__Set task__: Leave out the pictures and repeat the data exactly.

================================

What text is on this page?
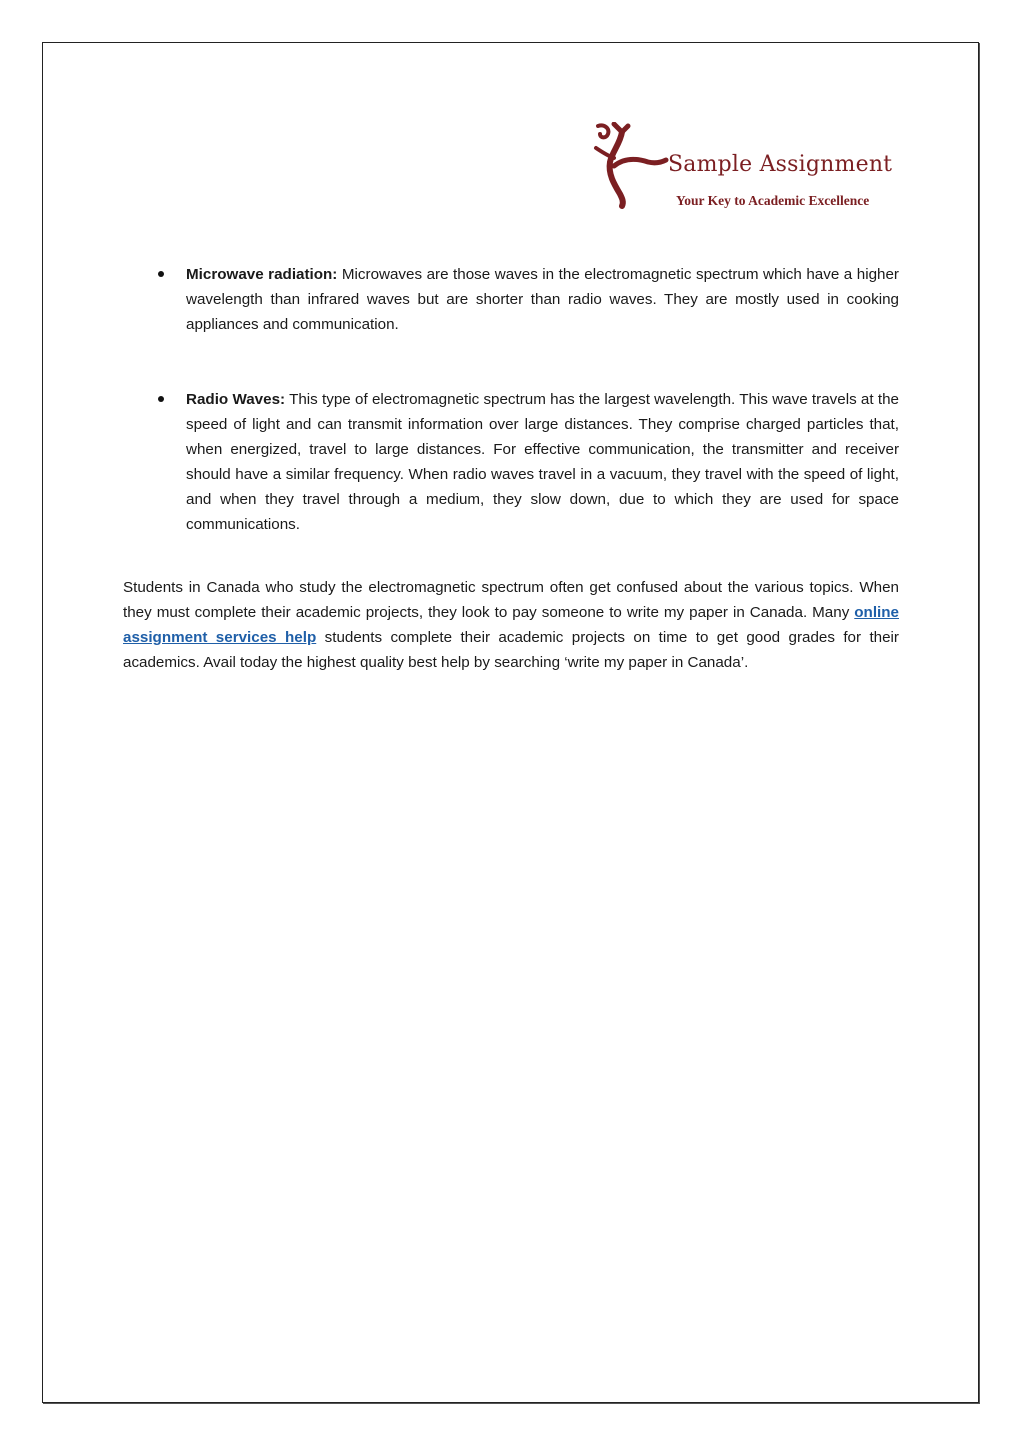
Sample Assignment
Your Key to Academic Excellence
Microwave radiation: Microwaves are those waves in the electromagnetic spectrum which have a higher wavelength than infrared waves but are shorter than radio waves. They are mostly used in cooking appliances and communication.
Radio Waves: This type of electromagnetic spectrum has the largest wavelength. This wave travels at the speed of light and can transmit information over large distances. They comprise charged particles that, when energized, travel to large distances. For effective communication, the transmitter and receiver should have a similar frequency. When radio waves travel in a vacuum, they travel with the speed of light, and when they travel through a medium, they slow down, due to which they are used for space communications.
Students in Canada who study the electromagnetic spectrum often get confused about the various topics. When they must complete their academic projects, they look to pay someone to write my paper in Canada. Many online assignment services help students complete their academic projects on time to get good grades for their academics. Avail today the highest quality best help by searching ‘write my paper in Canada’.
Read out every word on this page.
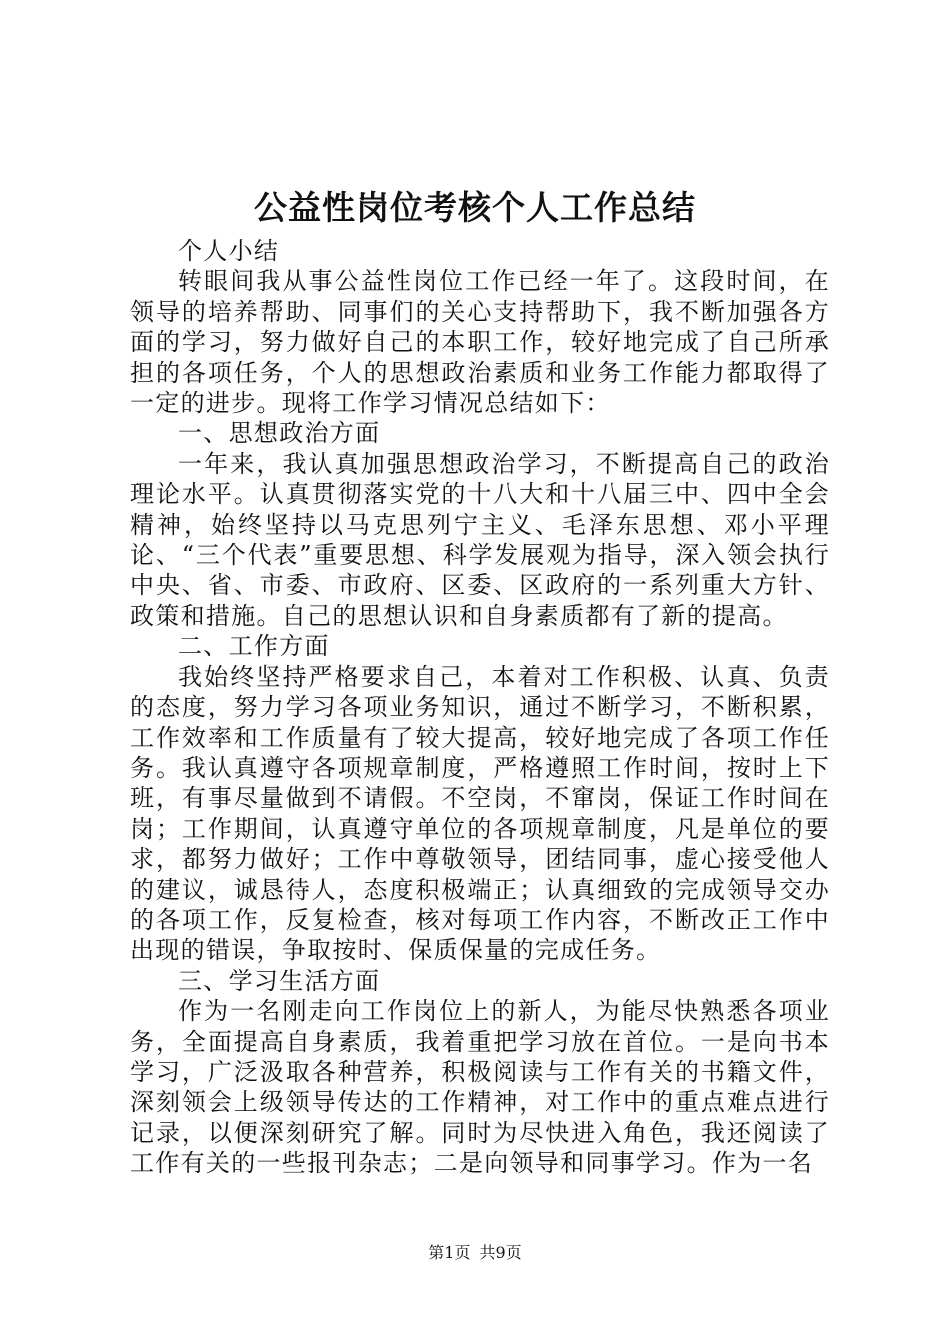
公益性岗位考核个人工作总结

个人小结

转眼间我从事公益性岗位工作已经一年了。这段时间，在领导的培养帮助、同事们的关心支持帮助下，我不断加强各方面的学习，努力做好自己的本职工作，较好地完成了自己所承担的各项任务，个人的思想政治素质和业务工作能力都取得了一定的进步。现将工作学习情况总结如下：

一、思想政治方面

一年来，我认真加强思想政治学习，不断提高自己的政治理论水平。认真贯彻落实党的十八大和十八届三中、四中全会精神，始终坚持以马克思列宁主义、毛泽东思想、邓小平理论、“三个代表”重要思想、科学发展观为指导，深入领会执行中央、省、市委、市政府、区委、区政府的一系列重大方针、政策和措施。自己的思想认识和自身素质都有了新的提高。

二、工作方面

我始终坚持严格要求自己，本着对工作积极、认真、负责的态度，努力学习各项业务知识，通过不断学习，不断积累，工作效率和工作质量有了较大提高，较好地完成了各项工作任务。我认真遵守各项规章制度，严格遵照工作时间，按时上下班，有事尽量做到不请假。不空岗，不窜岗，保证工作时间在岗；工作期间，认真遵守单位的各项规章制度，凡是单位的要求，都努力做好；工作中尊敬领导，团结同事，虚心接受他人的建议，诚恳待人，态度积极端正；认真细致的完成领导交办的各项工作，反复检查，核对每项工作内容，不断改正工作中出现的错误，争取按时、保质保量的完成任务。

三、学习生活方面

作为一名刚走向工作岗位上的新人，为能尽快熟悉各项业务，全面提高自身素质，我着重把学习放在首位。一是向书本学习，广泛汲取各种营养，积极阅读与工作有关的书籍文件，深刻领会上级领导传达的工作精神，对工作中的重点难点进行记录，以便深刻研究了解。同时为尽快进入角色，我还阅读了工作有关的一些报刊杂志；二是向领导和同事学习。作为一名

第1页 共9页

================================

__Task answer__:
What text is on this page?
Sample Assignment
Your Key to Academic Excellence
Microwave radiation: Microwaves are those waves in the electromagnetic spectrum which have a higher wavelength than infrared waves but are shorter than radio waves. They are mostly used in cooking appliances and communication.
Radio Waves: This type of electromagnetic spectrum has the largest wavelength. This wave travels at the speed of light and can transmit information over large distances. They comprise charged particles that, when energized, travel to large distances. For effective communication, the transmitter and receiver should have a similar frequency. When radio waves travel in a vacuum, they travel with the speed of light, and when they travel through a medium, they slow down, due to which they are used for space communications.
Students in Canada who study the electromagnetic spectrum often get confused about the various topics. When they must complete their academic projects, they look to pay someone to write my paper in Canada. Many online assignment services help students complete their academic projects on time to get good grades for their academics. Avail today the highest quality best help by searching ‘write my paper in Canada’.
Read out every word on this page.
公益性岗位考核个人工作总结

个人小结

转眼间我从事公益性岗位工作已经一年了。这段时间，在领导的培养帮助、同事们的关心支持帮助下，我不断加强各方面的学习，努力做好自己的本职工作，较好地完成了自己所承担的各项任务，个人的思想政治素质和业务工作能力都取得了一定的进步。现将工作学习情况总结如下：

一、思想政治方面

一年来，我认真加强思想政治学习，不断提高自己的政治理论水平。认真贯彻落实党的十八大和十八届三中、四中全会精神，始终坚持以马克思列宁主义、毛泽东思想、邓小平理论、“三个代表”重要思想、科学发展观为指导，深入领会执行中央、省、市委、市政府、区委、区政府的一系列重大方针、政策和措施。自己的思想认识和自身素质都有了新的提高。

二、工作方面

我始终坚持严格要求自己，本着对工作积极、认真、负责的态度，努力学习各项业务知识，通过不断学习，不断积累，工作效率和工作质量有了较大提高，较好地完成了各项工作任务。我认真遵守各项规章制度，严格遵照工作时间，按时上下班，有事尽量做到不请假。不空岗，不窜岗，保证工作时间在岗；工作期间，认真遵守单位的各项规章制度，凡是单位的要求，都努力做好；工作中尊敬领导，团结同事，虚心接受他人的建议，诚恳待人，态度积极端正；认真细致的完成领导交办的各项工作，反复检查，核对每项工作内容，不断改正工作中出现的错误，争取按时、保质保量的完成任务。

三、学习生活方面

作为一名刚走向工作岗位上的新人，为能尽快熟悉各项业务，全面提高自身素质，我着重把学习放在首位。一是向书本学习，广泛汲取各种营养，积极阅读与工作有关的书籍文件，深刻领会上级领导传达的工作精神，对工作中的重点难点进行记录，以便深刻研究了解。同时为尽快进入角色，我还阅读了工作有关的一些报刊杂志；二是向领导和同事学习。作为一名

第1页 共9页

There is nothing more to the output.